### WHAT THE TASK ASKS:
Retype all the entries word for word, but omit the pictures.

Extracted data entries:
══════════

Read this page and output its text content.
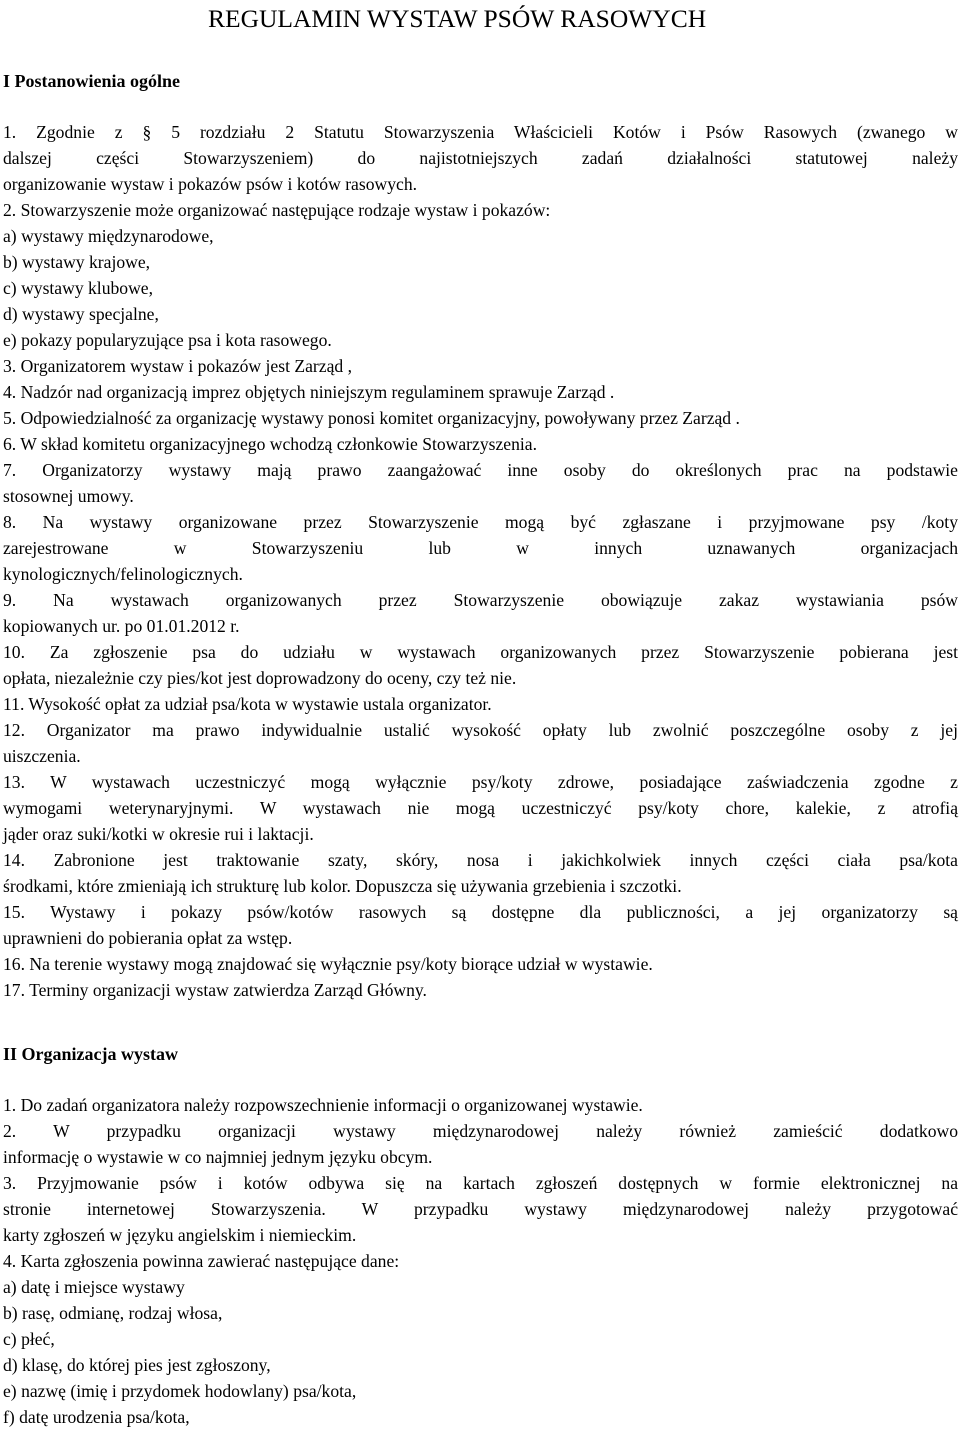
REGULAMIN WYSTAW PSÓW RASOWYCH
I Postanowienia ogólne
1. Zgodnie z § 5 rozdziału 2 Statutu Stowarzyszenia Właścicieli Kotów i Psów Rasowych (zwanego w
dalszej części Stowarzyszeniem) do najistotniejszych zadań działalności statutowej należy
organizowanie wystaw i pokazów psów i kotów rasowych.
2. Stowarzyszenie może organizować następujące rodzaje wystaw i pokazów:
a) wystawy międzynarodowe,
b) wystawy krajowe,
c) wystawy klubowe,
d) wystawy specjalne,
e) pokazy popularyzujące psa i kota rasowego.
3. Organizatorem wystaw i pokazów jest Zarząd ,
4. Nadzór nad organizacją imprez objętych niniejszym regulaminem sprawuje Zarząd .
5. Odpowiedzialność za organizację wystawy ponosi komitet organizacyjny, powoływany przez Zarząd .
6. W skład komitetu organizacyjnego wchodzą członkowie Stowarzyszenia.
7. Organizatorzy wystawy mają prawo zaangażować inne osoby do określonych prac na podstawie
stosownej umowy.
8. Na wystawy organizowane przez Stowarzyszenie mogą być zgłaszane i przyjmowane psy /koty
zarejestrowane w Stowarzyszeniu lub w innych uznawanych organizacjach
kynologicznych/felinologicznych.
9. Na wystawach organizowanych przez Stowarzyszenie obowiązuje zakaz wystawiania psów
kopiowanych ur. po 01.01.2012 r.
10. Za zgłoszenie psa do udziału w wystawach organizowanych przez Stowarzyszenie pobierana jest
opłata, niezależnie czy pies/kot jest doprowadzony do oceny, czy też nie.
11. Wysokość opłat za udział psa/kota w wystawie ustala organizator.
12. Organizator ma prawo indywidualnie ustalić wysokość opłaty lub zwolnić poszczególne osoby z jej
uiszczenia.
13. W wystawach uczestniczyć mogą wyłącznie psy/koty zdrowe, posiadające zaświadczenia zgodne z
wymogami weterynaryjnymi. W wystawach nie mogą uczestniczyć psy/koty chore, kalekie, z atrofią
jąder oraz suki/kotki w okresie rui i laktacji.
14. Zabronione jest traktowanie szaty, skóry, nosa i jakichkolwiek innych części ciała psa/kota
środkami, które zmieniają ich strukturę lub kolor. Dopuszcza się używania grzebienia i szczotki.
15. Wystawy i pokazy psów/kotów rasowych są dostępne dla publiczności, a jej organizatorzy są
uprawnieni do pobierania opłat za wstęp.
16. Na terenie wystawy mogą znajdować się wyłącznie psy/koty biorące udział w wystawie.
17. Terminy organizacji wystaw zatwierdza Zarząd Główny.
II Organizacja wystaw
1. Do zadań organizatora należy rozpowszechnienie informacji o organizowanej wystawie.
2. W przypadku organizacji wystawy międzynarodowej należy również zamieścić dodatkowo
informację o wystawie w co najmniej jednym języku obcym.
3. Przyjmowanie psów i kotów odbywa się na kartach zgłoszeń dostępnych w formie elektronicznej na
stronie internetowej Stowarzyszenia. W przypadku wystawy międzynarodowej należy przygotować
karty zgłoszeń w języku angielskim i niemieckim.
4. Karta zgłoszenia powinna zawierać następujące dane:
a) datę i miejsce wystawy
b) rasę, odmianę, rodzaj włosa,
c) płeć,
d) klasę, do której pies jest zgłoszony,
e) nazwę (imię i przydomek hodowlany) psa/kota,
f) datę urodzenia psa/kota,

══════════

### ANSWER TO THE EXERCISE:
Read this page and output its text content.
REGULAMIN WYSTAW PSÓW RASOWYCH
I Postanowienia ogólne
1. Zgodnie z § 5 rozdziału 2 Statutu Stowarzyszenia Właścicieli Kotów i Psów Rasowych (zwanego w
dalszej części Stowarzyszeniem) do najistotniejszych zadań działalności statutowej należy
organizowanie wystaw i pokazów psów i kotów rasowych.
2. Stowarzyszenie może organizować następujące rodzaje wystaw i pokazów:
a) wystawy międzynarodowe,
b) wystawy krajowe,
c) wystawy klubowe,
d) wystawy specjalne,
e) pokazy popularyzujące psa i kota rasowego.
3. Organizatorem wystaw i pokazów jest Zarząd ,
4. Nadzór nad organizacją imprez objętych niniejszym regulaminem sprawuje Zarząd .
5. Odpowiedzialność za organizację wystawy ponosi komitet organizacyjny, powoływany przez Zarząd .
6. W skład komitetu organizacyjnego wchodzą członkowie Stowarzyszenia.
7. Organizatorzy wystawy mają prawo zaangażować inne osoby do określonych prac na podstawie
stosownej umowy.
8. Na wystawy organizowane przez Stowarzyszenie mogą być zgłaszane i przyjmowane psy /koty
zarejestrowane w Stowarzyszeniu lub w innych uznawanych organizacjach
kynologicznych/felinologicznych.
9. Na wystawach organizowanych przez Stowarzyszenie obowiązuje zakaz wystawiania psów
kopiowanych ur. po 01.01.2012 r.
10. Za zgłoszenie psa do udziału w wystawach organizowanych przez Stowarzyszenie pobierana jest
opłata, niezależnie czy pies/kot jest doprowadzony do oceny, czy też nie.
11. Wysokość opłat za udział psa/kota w wystawie ustala organizator.
12. Organizator ma prawo indywidualnie ustalić wysokość opłaty lub zwolnić poszczególne osoby z jej
uiszczenia.
13. W wystawach uczestniczyć mogą wyłącznie psy/koty zdrowe, posiadające zaświadczenia zgodne z
wymogami weterynaryjnymi. W wystawach nie mogą uczestniczyć psy/koty chore, kalekie, z atrofią
jąder oraz suki/kotki w okresie rui i laktacji.
14. Zabronione jest traktowanie szaty, skóry, nosa i jakichkolwiek innych części ciała psa/kota
środkami, które zmieniają ich strukturę lub kolor. Dopuszcza się używania grzebienia i szczotki.
15. Wystawy i pokazy psów/kotów rasowych są dostępne dla publiczności, a jej organizatorzy są
uprawnieni do pobierania opłat za wstęp.
16. Na terenie wystawy mogą znajdować się wyłącznie psy/koty biorące udział w wystawie.
17. Terminy organizacji wystaw zatwierdza Zarząd Główny.
II Organizacja wystaw
1. Do zadań organizatora należy rozpowszechnienie informacji o organizowanej wystawie.
2. W przypadku organizacji wystawy międzynarodowej należy również zamieścić dodatkowo
informację o wystawie w co najmniej jednym języku obcym.
3. Przyjmowanie psów i kotów odbywa się na kartach zgłoszeń dostępnych w formie elektronicznej na
stronie internetowej Stowarzyszenia. W przypadku wystawy międzynarodowej należy przygotować
karty zgłoszeń w języku angielskim i niemieckim.
4. Karta zgłoszenia powinna zawierać następujące dane:
a) datę i miejsce wystawy
b) rasę, odmianę, rodzaj włosa,
c) płeć,
d) klasę, do której pies jest zgłoszony,
e) nazwę (imię i przydomek hodowlany) psa/kota,
f) datę urodzenia psa/kota,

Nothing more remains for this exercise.